▶ [EXERCISE INPUTS]
-- Start --

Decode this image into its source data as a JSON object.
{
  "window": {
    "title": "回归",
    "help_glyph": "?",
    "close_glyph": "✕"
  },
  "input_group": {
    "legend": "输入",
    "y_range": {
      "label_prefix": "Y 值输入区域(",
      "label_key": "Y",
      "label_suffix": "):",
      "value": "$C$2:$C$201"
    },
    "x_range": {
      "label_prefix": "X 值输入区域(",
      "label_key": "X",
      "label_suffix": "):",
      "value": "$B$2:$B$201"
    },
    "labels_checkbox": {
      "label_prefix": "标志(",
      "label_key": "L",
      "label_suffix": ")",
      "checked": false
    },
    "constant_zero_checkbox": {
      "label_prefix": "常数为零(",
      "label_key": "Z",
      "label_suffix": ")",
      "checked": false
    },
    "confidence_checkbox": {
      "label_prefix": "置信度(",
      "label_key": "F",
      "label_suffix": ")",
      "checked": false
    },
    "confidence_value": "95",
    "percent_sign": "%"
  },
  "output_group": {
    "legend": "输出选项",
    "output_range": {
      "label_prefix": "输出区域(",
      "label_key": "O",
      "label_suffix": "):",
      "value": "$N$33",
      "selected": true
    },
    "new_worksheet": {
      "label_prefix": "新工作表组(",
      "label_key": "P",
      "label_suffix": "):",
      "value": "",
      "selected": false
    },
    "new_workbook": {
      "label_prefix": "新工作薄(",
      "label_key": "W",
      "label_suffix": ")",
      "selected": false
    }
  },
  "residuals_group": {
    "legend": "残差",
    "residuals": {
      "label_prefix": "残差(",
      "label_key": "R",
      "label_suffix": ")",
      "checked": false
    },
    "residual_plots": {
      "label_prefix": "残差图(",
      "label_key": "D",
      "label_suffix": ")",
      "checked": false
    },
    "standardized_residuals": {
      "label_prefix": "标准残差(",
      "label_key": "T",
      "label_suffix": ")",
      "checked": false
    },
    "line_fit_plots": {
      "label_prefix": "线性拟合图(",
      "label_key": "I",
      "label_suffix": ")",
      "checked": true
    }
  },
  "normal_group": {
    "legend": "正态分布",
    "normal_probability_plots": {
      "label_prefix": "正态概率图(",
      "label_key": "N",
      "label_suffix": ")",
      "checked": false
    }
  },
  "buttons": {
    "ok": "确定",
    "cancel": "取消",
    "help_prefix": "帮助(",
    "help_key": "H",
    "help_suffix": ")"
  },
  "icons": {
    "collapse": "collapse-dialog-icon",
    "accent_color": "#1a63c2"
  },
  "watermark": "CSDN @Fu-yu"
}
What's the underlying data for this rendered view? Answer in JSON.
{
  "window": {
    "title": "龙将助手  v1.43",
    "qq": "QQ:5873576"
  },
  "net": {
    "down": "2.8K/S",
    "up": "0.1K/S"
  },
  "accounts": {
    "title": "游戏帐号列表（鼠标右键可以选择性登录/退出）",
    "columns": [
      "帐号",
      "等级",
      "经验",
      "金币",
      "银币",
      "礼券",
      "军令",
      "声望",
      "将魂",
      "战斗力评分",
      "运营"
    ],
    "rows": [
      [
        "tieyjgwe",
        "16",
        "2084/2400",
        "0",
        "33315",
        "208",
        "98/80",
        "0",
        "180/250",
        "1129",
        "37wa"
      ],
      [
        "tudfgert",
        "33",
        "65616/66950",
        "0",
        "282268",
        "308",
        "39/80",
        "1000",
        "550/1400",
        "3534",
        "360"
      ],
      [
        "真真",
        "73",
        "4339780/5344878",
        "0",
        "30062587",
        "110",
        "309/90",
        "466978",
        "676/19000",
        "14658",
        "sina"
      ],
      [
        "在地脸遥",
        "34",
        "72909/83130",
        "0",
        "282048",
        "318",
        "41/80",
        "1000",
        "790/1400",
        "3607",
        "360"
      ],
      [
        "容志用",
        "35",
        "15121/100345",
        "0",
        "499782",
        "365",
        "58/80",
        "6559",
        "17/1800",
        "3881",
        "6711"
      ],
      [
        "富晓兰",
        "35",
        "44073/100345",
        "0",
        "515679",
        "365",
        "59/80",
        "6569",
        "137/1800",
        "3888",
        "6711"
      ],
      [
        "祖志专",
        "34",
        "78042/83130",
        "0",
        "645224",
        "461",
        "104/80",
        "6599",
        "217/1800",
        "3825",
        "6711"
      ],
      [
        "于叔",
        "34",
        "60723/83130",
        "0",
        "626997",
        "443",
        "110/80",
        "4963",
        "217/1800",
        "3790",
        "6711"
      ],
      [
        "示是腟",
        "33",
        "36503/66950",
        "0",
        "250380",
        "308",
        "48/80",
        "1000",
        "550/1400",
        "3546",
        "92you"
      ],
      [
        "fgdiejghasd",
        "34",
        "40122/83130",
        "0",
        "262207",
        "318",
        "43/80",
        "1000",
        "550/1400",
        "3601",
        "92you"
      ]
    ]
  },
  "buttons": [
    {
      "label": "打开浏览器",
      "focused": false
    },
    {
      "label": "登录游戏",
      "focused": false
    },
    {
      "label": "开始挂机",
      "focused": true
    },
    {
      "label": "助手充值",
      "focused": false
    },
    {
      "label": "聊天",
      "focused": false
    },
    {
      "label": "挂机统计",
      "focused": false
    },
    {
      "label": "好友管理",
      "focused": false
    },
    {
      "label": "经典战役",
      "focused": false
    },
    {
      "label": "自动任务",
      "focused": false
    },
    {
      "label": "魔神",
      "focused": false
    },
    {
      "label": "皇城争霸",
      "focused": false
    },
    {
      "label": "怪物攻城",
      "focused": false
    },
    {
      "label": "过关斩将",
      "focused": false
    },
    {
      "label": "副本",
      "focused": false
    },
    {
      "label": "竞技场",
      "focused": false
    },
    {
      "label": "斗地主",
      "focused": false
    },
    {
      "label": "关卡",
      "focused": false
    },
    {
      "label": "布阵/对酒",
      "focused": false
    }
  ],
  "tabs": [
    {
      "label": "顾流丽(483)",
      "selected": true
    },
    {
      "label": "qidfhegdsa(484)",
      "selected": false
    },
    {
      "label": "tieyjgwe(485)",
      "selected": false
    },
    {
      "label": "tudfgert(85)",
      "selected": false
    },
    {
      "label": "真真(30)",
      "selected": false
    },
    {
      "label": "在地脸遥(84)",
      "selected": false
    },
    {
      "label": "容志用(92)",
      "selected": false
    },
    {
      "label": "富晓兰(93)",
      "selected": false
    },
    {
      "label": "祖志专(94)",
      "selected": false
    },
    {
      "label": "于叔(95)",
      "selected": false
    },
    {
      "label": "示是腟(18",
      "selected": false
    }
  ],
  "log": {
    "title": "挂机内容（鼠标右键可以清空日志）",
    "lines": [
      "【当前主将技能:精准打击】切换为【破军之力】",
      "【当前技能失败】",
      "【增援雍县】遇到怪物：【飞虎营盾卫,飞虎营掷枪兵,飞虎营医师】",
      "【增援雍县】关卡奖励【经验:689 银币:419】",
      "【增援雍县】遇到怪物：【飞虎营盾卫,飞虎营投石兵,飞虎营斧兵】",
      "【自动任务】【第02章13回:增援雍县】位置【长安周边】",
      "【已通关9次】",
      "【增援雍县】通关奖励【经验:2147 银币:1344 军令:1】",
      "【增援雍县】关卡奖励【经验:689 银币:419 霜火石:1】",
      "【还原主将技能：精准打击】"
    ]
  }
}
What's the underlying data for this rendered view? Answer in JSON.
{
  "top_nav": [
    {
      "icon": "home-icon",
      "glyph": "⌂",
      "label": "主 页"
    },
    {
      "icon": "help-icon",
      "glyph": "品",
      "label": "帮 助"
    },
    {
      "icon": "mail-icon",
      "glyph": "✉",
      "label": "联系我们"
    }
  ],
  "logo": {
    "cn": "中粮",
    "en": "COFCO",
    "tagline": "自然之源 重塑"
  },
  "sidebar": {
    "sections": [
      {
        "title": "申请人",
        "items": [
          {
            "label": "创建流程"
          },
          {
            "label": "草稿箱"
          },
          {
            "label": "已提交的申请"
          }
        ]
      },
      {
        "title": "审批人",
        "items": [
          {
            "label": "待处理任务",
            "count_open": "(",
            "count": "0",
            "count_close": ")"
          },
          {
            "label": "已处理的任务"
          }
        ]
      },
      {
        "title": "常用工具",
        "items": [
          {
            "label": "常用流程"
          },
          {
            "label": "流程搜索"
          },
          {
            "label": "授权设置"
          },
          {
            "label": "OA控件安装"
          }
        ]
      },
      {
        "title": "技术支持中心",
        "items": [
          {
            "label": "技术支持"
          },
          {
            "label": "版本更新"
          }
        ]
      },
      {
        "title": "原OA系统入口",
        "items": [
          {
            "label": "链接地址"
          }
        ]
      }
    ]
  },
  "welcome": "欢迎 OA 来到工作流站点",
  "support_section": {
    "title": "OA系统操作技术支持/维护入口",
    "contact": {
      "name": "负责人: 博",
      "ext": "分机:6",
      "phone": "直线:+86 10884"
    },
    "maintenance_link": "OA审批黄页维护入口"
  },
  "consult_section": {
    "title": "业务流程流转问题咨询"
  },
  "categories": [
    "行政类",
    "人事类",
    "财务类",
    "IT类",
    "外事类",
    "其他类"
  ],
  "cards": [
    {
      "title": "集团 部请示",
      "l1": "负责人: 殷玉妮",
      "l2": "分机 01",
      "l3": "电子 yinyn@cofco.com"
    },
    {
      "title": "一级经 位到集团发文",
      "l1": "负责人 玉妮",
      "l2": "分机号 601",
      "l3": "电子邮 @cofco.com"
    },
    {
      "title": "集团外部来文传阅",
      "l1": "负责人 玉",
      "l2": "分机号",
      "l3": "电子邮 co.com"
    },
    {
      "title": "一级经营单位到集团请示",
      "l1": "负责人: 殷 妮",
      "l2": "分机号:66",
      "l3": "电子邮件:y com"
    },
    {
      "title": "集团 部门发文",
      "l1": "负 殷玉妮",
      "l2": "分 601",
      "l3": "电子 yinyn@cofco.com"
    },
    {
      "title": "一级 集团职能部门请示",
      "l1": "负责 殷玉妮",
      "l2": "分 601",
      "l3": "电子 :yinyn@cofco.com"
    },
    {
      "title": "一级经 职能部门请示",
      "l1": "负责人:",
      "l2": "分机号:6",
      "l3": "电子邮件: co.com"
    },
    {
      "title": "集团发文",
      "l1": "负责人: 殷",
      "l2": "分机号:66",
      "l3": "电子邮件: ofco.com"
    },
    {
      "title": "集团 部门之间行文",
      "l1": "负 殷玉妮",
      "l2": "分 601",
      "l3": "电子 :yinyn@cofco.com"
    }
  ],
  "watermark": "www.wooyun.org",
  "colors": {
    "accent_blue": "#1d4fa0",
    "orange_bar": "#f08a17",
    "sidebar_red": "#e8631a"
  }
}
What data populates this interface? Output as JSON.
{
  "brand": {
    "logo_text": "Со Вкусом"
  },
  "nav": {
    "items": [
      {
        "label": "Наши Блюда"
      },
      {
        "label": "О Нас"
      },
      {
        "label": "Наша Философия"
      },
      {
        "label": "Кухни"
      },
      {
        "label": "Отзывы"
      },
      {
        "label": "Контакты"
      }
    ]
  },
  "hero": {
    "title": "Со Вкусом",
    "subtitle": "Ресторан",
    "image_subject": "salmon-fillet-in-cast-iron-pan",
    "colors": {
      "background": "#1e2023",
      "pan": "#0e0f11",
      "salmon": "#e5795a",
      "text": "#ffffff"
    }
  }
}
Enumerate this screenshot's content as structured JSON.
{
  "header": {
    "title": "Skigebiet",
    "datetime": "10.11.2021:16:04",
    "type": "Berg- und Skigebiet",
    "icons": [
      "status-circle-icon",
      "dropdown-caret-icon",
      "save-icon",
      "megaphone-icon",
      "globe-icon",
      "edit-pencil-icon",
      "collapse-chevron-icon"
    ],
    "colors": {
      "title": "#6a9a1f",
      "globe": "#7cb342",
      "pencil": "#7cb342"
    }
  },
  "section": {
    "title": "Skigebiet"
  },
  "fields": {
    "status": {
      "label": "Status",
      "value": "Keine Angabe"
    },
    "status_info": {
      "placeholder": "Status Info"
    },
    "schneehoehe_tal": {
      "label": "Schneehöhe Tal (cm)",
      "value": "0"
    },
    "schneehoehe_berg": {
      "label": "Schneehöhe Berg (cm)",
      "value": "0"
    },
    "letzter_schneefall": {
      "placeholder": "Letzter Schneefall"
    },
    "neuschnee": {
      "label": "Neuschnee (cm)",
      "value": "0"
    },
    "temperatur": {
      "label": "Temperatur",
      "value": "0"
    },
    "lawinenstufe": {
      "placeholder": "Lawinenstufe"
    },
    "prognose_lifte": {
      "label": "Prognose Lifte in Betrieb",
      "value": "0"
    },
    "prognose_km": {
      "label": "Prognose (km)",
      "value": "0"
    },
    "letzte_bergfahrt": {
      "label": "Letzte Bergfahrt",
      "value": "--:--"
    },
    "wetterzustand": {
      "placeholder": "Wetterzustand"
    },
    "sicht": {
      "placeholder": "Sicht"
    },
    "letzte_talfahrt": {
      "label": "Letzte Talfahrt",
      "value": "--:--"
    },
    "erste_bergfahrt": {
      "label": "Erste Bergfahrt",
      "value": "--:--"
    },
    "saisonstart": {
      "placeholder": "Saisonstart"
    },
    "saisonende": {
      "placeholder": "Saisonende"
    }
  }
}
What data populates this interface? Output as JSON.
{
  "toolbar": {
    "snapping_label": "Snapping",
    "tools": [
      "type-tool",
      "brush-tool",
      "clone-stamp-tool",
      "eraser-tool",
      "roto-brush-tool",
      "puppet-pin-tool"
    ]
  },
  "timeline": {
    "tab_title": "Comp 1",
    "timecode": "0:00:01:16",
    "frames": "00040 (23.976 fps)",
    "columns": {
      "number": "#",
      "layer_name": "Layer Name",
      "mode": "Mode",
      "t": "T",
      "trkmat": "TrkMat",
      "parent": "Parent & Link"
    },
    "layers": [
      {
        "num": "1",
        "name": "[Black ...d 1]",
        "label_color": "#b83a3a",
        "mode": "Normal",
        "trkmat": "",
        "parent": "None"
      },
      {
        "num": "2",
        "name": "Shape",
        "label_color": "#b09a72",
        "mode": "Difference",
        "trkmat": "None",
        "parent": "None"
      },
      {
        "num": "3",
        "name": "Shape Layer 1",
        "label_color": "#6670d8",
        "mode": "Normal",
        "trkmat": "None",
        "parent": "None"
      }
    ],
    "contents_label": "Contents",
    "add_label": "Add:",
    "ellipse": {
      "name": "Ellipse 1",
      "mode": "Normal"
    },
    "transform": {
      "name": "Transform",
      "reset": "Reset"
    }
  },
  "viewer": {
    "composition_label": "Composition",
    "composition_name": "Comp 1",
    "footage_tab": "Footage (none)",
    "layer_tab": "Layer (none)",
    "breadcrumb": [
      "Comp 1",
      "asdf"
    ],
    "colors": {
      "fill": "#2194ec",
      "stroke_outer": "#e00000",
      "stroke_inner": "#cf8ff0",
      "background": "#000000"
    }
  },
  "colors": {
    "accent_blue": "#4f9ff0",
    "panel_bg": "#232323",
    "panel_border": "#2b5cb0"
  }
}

-- End --

▶ [OBJECTIVE]
Write out each line of the data that holds the string "飞虎营盾卫".

▶ [SOLUTION TO THIS TASK]
      "【增援雍县】遇到怪物：【飞虎营盾卫,飞虎营掷枪兵,飞虎营医师】",
      "【增援雍县】遇到怪物：【飞虎营盾卫,飞虎营投石兵,飞虎营斧兵】",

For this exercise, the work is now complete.